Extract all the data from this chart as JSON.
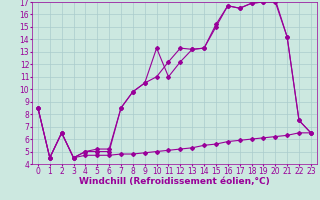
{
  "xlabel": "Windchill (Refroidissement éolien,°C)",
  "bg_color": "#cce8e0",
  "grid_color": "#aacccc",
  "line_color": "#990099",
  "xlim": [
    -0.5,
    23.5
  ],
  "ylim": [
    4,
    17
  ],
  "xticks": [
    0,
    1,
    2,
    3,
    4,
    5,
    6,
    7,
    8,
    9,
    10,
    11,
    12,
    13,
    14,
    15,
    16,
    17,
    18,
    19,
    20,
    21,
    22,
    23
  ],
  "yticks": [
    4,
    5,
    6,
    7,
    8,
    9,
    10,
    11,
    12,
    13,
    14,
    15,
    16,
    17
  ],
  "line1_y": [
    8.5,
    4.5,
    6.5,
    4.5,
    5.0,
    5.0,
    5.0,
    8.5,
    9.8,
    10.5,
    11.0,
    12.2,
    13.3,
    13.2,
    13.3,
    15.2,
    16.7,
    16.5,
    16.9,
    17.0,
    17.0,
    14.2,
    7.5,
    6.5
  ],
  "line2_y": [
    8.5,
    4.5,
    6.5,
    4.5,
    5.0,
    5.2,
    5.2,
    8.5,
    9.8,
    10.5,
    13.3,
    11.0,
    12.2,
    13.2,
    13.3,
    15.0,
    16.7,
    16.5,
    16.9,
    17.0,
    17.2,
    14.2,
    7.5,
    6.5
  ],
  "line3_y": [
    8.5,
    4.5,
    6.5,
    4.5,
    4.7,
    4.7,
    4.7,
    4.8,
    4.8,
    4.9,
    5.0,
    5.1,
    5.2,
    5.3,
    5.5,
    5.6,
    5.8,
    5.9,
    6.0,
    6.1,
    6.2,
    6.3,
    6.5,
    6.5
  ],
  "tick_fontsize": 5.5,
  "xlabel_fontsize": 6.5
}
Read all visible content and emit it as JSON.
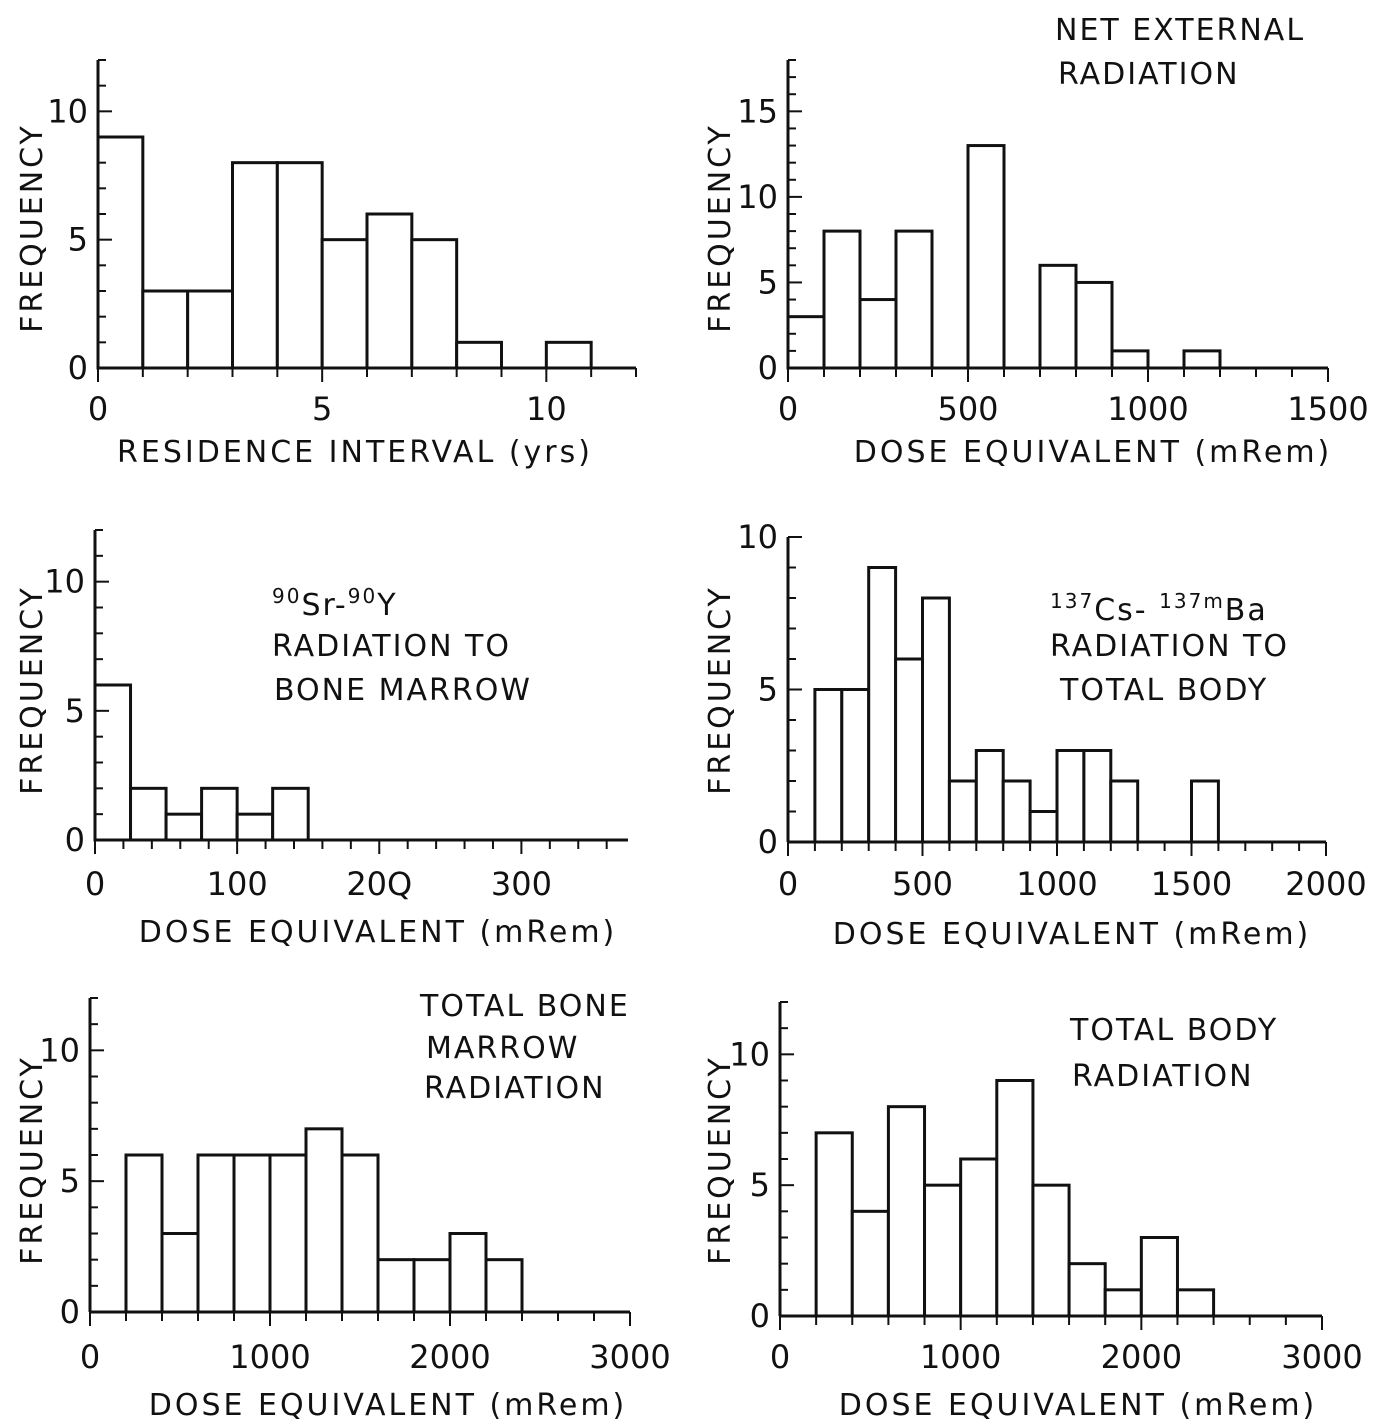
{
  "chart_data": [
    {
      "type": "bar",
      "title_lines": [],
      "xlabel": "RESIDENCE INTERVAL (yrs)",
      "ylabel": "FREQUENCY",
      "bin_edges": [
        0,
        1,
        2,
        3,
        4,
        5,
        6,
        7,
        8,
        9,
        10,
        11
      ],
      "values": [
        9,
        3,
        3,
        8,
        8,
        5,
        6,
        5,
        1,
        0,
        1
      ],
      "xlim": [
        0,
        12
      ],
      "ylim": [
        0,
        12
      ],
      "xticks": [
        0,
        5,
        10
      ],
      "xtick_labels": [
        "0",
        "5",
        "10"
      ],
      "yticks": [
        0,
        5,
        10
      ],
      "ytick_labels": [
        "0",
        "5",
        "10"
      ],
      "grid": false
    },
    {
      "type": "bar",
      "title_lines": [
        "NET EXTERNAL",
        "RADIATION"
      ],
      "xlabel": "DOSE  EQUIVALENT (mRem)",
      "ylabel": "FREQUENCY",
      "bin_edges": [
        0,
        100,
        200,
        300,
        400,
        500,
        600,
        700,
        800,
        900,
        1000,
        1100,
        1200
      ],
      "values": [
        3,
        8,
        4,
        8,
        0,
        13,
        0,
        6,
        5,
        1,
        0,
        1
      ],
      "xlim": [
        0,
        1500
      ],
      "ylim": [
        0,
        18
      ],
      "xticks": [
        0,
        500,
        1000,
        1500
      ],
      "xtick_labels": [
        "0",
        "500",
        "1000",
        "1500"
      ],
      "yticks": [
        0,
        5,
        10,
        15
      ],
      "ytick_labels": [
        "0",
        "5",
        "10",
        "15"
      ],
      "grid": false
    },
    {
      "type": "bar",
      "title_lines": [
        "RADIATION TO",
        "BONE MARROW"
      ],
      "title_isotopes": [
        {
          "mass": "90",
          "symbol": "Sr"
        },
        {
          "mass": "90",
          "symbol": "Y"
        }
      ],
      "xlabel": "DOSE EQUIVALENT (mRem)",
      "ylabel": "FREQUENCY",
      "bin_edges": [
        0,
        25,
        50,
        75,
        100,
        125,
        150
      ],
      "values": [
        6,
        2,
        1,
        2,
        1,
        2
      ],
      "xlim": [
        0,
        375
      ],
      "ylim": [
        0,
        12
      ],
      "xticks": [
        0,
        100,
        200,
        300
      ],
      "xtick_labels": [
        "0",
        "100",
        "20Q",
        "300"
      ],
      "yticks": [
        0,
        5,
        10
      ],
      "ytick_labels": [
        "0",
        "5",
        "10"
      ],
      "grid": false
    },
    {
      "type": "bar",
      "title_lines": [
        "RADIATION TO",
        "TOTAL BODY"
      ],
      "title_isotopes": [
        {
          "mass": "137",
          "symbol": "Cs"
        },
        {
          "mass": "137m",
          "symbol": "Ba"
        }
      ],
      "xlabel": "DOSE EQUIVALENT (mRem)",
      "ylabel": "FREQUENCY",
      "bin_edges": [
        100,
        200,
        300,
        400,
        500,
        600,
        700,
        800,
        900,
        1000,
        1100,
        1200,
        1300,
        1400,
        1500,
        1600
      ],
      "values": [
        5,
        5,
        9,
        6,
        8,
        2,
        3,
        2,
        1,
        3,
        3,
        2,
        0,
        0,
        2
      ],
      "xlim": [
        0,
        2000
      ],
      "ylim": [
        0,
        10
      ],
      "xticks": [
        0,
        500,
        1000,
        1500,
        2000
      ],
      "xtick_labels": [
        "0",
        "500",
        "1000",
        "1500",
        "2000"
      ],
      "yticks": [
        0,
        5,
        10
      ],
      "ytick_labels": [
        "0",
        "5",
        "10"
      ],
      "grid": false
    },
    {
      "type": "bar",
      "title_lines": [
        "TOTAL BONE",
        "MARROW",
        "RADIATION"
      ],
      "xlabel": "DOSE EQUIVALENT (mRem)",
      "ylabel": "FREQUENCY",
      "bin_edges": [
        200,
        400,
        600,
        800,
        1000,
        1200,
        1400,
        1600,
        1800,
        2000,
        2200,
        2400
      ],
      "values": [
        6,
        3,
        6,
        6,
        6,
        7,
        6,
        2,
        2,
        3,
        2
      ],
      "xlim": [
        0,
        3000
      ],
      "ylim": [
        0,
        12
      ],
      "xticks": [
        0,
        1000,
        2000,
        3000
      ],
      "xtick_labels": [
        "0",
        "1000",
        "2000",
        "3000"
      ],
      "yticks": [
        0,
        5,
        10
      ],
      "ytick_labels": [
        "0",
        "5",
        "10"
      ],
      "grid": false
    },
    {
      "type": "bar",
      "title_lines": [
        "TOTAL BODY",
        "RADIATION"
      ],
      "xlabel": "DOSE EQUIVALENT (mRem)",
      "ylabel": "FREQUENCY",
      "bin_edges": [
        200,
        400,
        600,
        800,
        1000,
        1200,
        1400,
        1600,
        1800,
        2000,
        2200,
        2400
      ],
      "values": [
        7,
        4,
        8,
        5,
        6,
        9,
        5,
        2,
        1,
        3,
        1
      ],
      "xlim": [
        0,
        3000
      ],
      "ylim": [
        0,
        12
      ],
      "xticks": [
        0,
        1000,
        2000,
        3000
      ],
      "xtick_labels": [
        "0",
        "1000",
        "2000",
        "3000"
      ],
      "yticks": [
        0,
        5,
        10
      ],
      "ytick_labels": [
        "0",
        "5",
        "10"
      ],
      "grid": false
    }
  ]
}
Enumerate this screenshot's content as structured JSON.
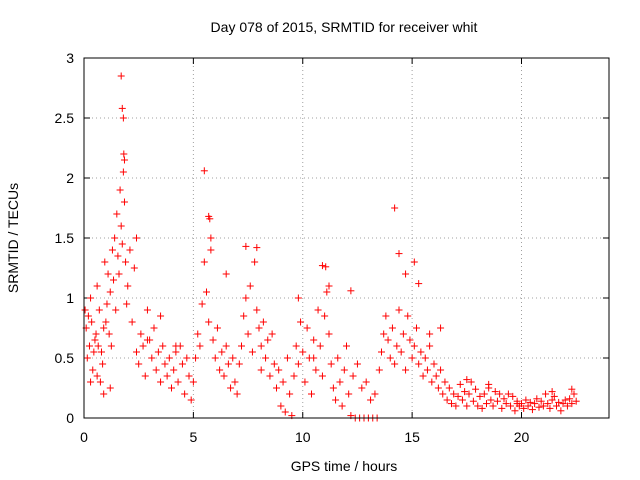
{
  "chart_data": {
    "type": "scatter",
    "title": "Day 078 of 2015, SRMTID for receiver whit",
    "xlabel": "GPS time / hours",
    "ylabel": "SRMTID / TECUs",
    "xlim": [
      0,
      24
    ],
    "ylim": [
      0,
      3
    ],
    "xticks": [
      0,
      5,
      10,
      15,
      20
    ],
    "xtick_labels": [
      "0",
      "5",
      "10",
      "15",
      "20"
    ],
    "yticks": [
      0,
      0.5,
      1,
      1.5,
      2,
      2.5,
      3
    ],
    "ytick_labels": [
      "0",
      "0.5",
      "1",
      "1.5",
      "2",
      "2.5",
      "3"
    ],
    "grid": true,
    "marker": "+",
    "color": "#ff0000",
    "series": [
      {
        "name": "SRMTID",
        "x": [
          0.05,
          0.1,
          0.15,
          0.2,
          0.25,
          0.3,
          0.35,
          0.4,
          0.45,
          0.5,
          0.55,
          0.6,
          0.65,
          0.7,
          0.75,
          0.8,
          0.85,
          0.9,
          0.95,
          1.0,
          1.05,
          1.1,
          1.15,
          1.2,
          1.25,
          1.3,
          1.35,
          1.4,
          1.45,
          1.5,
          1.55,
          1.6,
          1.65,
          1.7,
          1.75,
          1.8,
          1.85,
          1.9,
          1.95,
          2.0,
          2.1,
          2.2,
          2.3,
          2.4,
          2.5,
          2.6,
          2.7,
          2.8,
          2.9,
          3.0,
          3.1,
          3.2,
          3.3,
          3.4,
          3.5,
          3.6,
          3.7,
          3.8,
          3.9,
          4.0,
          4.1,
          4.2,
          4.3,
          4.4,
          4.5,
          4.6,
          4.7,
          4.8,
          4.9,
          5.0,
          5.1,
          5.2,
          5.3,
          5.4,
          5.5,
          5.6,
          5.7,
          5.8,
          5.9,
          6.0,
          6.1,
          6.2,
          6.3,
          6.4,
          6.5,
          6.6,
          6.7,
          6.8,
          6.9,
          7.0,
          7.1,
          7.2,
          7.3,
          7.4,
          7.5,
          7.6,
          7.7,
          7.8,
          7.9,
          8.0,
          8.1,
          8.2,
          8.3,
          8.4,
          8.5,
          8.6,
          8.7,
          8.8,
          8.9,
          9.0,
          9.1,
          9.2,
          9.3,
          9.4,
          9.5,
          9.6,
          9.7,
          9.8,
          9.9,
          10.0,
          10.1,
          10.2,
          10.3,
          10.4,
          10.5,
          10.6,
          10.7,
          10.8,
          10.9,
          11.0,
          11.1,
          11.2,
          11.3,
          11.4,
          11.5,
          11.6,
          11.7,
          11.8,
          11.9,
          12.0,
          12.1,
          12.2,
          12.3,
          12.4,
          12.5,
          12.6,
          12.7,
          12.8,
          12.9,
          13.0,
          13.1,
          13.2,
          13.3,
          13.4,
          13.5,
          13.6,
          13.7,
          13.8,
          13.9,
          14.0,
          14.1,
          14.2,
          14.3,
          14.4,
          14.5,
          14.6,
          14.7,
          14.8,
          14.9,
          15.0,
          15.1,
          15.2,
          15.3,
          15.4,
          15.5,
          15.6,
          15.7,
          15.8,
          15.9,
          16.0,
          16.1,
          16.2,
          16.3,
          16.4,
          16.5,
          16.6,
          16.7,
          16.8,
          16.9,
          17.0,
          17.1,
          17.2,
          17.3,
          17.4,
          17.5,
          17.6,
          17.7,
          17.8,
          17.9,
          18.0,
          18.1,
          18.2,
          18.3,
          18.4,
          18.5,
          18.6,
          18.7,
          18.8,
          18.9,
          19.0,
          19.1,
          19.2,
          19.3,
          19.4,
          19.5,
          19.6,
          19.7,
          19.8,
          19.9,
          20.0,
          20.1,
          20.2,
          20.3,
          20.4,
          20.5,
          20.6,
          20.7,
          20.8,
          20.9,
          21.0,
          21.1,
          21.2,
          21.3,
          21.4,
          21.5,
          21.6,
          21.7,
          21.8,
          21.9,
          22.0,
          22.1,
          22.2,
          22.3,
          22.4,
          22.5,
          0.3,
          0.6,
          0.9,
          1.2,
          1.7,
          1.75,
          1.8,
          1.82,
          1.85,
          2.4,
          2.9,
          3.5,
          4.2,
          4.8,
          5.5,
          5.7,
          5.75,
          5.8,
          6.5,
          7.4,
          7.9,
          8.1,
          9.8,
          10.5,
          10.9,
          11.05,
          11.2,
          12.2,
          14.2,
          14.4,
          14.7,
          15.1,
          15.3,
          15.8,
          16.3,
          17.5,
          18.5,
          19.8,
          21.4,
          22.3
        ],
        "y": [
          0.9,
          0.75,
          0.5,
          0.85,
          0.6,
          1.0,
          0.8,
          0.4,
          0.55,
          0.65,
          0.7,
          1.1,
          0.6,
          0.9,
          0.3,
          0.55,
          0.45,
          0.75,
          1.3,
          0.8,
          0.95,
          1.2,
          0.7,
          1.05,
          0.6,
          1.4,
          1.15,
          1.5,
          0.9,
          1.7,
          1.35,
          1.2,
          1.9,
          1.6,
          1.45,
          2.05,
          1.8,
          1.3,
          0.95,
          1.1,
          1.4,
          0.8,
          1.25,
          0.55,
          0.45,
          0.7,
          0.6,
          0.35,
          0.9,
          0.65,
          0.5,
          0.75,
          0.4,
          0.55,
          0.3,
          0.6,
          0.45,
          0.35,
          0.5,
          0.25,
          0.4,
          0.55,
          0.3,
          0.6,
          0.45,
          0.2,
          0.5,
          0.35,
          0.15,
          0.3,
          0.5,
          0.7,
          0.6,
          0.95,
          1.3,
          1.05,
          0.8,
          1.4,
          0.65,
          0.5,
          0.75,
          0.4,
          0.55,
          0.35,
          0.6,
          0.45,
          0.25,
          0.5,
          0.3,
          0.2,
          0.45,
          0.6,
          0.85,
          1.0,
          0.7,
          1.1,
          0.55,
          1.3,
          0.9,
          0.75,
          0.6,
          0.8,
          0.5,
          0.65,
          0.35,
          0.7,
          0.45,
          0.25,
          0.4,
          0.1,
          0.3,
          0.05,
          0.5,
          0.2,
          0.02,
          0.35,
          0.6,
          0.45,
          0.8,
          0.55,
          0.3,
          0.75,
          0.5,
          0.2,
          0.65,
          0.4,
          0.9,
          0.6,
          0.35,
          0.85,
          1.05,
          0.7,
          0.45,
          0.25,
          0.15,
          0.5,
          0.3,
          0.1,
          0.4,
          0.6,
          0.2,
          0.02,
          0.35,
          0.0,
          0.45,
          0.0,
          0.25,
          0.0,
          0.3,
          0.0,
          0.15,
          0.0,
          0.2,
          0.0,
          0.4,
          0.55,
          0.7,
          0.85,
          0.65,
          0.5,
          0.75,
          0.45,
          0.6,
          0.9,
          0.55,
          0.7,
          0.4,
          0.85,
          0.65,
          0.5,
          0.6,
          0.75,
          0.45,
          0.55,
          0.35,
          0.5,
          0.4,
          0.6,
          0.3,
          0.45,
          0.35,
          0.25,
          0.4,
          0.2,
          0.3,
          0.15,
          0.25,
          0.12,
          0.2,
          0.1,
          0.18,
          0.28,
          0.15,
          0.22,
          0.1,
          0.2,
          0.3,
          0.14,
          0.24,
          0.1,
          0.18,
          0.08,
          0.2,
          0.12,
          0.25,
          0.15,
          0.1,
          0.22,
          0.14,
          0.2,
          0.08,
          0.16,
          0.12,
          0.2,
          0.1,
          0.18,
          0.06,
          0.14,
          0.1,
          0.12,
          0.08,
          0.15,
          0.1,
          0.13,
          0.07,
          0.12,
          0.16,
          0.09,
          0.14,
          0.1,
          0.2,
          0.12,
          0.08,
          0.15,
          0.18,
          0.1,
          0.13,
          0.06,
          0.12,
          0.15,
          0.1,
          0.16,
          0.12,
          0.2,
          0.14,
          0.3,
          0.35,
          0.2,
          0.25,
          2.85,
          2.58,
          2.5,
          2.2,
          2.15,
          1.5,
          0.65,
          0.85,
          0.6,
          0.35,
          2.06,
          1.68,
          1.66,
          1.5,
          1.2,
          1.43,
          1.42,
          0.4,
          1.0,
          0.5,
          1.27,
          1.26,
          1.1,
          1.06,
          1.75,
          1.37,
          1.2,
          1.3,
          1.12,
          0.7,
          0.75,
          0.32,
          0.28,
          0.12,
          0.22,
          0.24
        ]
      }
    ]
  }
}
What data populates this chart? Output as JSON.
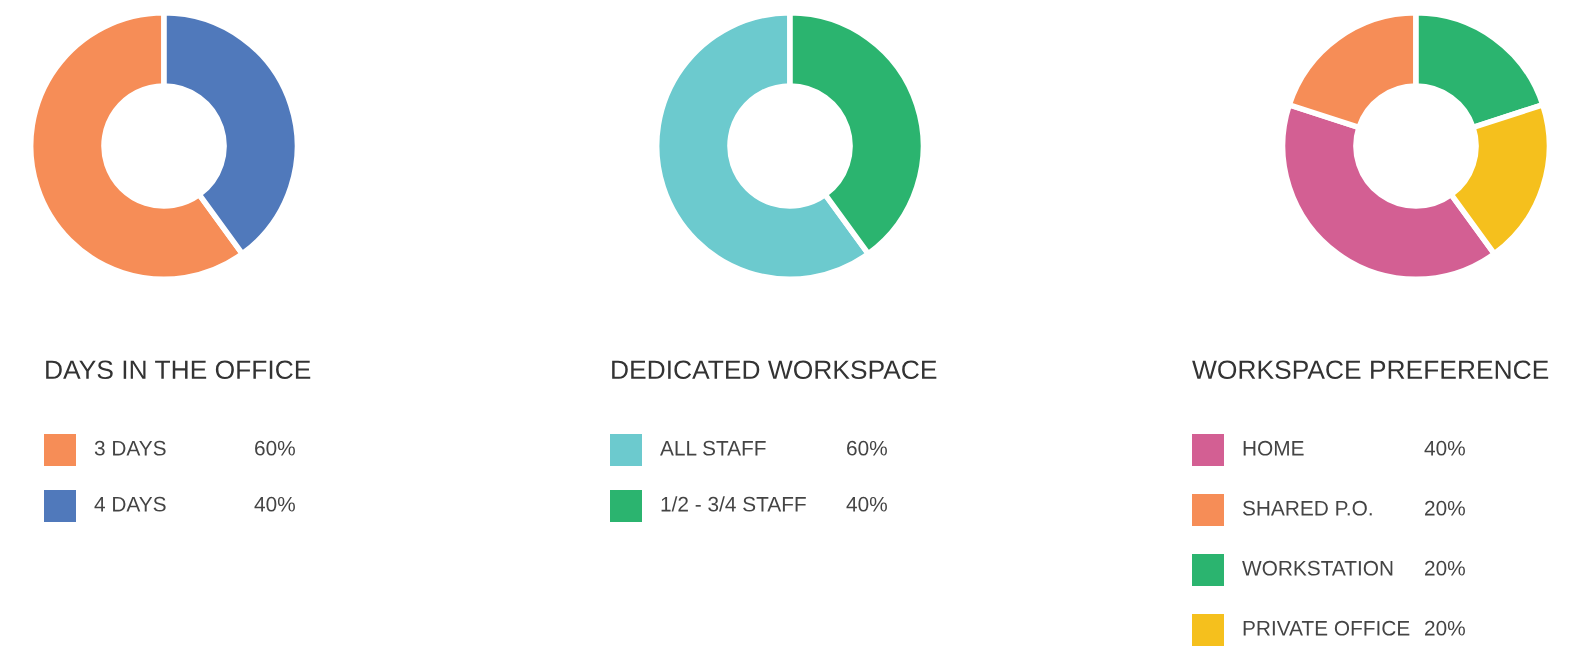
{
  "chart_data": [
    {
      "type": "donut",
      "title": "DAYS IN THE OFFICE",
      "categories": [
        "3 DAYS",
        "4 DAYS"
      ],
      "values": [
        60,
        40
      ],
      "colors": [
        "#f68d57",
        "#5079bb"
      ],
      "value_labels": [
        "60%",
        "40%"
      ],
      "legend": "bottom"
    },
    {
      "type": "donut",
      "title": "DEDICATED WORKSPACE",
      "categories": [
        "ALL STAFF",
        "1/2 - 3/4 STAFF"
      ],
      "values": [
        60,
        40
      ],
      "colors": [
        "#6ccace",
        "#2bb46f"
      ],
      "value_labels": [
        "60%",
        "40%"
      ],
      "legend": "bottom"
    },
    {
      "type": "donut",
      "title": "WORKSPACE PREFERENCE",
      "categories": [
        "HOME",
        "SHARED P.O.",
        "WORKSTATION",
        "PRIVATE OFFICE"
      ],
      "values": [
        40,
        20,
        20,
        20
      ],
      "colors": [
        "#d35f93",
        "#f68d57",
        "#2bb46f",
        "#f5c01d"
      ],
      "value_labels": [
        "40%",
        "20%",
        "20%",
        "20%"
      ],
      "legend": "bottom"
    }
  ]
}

● ● ● ● ● ● ●

Go through the data and gather every line that holds "SRMTID".

    "title": "Day 078 of 2015, SRMTID for receiver whit",
    "ylabel": "SRMTID / TECUs",
        "name": "SRMTID",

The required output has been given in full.